>> BEGIN Material for the task

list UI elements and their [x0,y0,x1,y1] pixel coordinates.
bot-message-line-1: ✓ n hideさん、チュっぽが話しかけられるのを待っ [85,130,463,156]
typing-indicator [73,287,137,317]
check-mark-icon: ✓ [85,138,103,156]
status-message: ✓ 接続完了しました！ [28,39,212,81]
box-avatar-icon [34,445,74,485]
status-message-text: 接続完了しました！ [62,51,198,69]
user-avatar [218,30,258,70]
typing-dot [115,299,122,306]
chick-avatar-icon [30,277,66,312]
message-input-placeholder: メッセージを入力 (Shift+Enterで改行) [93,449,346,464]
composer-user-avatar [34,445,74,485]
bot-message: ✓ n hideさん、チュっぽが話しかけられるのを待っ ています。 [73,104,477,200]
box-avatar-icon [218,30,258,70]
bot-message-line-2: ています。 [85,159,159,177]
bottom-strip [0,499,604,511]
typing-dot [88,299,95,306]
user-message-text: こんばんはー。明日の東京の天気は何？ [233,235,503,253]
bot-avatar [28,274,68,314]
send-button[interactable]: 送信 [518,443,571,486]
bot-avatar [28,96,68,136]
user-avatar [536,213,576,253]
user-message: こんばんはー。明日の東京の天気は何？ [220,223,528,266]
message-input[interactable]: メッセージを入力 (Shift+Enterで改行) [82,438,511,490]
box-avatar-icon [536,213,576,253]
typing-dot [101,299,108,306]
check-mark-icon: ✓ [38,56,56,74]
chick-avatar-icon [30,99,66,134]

>> END Material for the task

> **Requirements**
Reproduce every row above word for word, keeping the same order.

> **Solution for this problem**
list UI elements and their [x0,y0,x1,y1] pixel coordinates.
bot-message-line-1: ✓ n hideさん、チュっぽが話しかけられるのを待っ [85,130,463,156]
typing-indicator [73,287,137,317]
check-mark-icon: ✓ [85,138,103,156]
status-message: ✓ 接続完了しました！ [28,39,212,81]
box-avatar-icon [34,445,74,485]
status-message-text: 接続完了しました！ [62,51,198,69]
user-avatar [218,30,258,70]
typing-dot [115,299,122,306]
chick-avatar-icon [30,277,66,312]
message-input-placeholder: メッセージを入力 (Shift+Enterで改行) [93,449,346,464]
composer-user-avatar [34,445,74,485]
bot-message: ✓ n hideさん、チュっぽが話しかけられるのを待っ ています。 [73,104,477,200]
box-avatar-icon [218,30,258,70]
bot-message-line-2: ています。 [85,159,159,177]
bottom-strip [0,499,604,511]
typing-dot [88,299,95,306]
user-message-text: こんばんはー。明日の東京の天気は何？ [233,235,503,253]
bot-avatar [28,274,68,314]
send-button[interactable]: 送信 [518,443,571,486]
bot-avatar [28,96,68,136]
user-avatar [536,213,576,253]
user-message: こんばんはー。明日の東京の天気は何？ [220,223,528,266]
message-input[interactable]: メッセージを入力 (Shift+Enterで改行) [82,438,511,490]
box-avatar-icon [536,213,576,253]
typing-dot [101,299,108,306]
check-mark-icon: ✓ [38,56,56,74]
chick-avatar-icon [30,99,66,134]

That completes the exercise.